__Short task__. Everything from the line with "Read this page and output its text content." to the end of the data should be restated word for word, and nothing before it.

__Material to process__.
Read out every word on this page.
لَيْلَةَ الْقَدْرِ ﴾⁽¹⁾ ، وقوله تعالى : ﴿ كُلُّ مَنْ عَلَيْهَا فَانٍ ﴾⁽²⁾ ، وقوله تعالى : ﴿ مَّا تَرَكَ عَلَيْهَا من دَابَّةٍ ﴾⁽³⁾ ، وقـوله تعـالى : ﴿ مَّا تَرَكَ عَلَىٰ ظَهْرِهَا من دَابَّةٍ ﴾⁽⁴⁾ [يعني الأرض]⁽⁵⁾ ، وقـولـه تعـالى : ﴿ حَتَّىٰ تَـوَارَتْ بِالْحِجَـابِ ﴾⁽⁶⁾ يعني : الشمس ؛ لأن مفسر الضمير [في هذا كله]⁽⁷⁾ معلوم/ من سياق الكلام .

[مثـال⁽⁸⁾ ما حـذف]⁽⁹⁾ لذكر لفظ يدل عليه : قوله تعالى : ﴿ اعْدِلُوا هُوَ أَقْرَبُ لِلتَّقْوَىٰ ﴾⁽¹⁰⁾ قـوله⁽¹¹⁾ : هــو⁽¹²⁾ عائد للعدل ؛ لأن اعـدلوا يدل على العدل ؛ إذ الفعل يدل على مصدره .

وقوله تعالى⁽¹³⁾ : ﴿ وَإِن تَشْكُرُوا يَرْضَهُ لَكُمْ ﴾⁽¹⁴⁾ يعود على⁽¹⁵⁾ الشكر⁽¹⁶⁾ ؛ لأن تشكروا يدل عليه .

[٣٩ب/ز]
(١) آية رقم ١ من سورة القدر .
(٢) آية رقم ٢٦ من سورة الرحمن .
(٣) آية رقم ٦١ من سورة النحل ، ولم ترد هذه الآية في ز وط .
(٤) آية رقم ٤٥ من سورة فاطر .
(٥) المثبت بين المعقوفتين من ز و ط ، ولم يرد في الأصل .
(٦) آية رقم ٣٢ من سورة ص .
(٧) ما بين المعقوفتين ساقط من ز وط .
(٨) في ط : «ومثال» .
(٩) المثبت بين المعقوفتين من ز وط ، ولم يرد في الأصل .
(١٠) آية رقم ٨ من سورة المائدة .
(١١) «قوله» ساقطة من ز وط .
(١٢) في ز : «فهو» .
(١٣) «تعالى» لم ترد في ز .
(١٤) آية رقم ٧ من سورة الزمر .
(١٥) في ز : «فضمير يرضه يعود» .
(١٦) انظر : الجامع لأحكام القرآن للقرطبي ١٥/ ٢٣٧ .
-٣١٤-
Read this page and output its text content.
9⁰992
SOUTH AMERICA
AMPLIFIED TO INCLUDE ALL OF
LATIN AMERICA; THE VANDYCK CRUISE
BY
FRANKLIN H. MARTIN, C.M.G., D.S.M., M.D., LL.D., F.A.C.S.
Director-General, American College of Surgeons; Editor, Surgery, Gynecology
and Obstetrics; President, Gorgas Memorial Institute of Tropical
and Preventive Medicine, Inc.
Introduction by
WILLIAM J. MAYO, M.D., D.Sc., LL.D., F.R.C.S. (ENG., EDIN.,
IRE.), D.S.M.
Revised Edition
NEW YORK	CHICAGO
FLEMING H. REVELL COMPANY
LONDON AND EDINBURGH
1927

__The solution__.
Read this page and output its text content.
9⁰992
SOUTH AMERICA
AMPLIFIED TO INCLUDE ALL OF
LATIN AMERICA; THE VANDYCK CRUISE
BY
FRANKLIN H. MARTIN, C.M.G., D.S.M., M.D., LL.D., F.A.C.S.
Director-General, American College of Surgeons; Editor, Surgery, Gynecology
and Obstetrics; President, Gorgas Memorial Institute of Tropical
and Preventive Medicine, Inc.
Introduction by
WILLIAM J. MAYO, M.D., D.Sc., LL.D., F.R.C.S. (ENG., EDIN.,
IRE.), D.S.M.
Revised Edition
NEW YORK	CHICAGO
FLEMING H. REVELL COMPANY
LONDON AND EDINBURGH
1927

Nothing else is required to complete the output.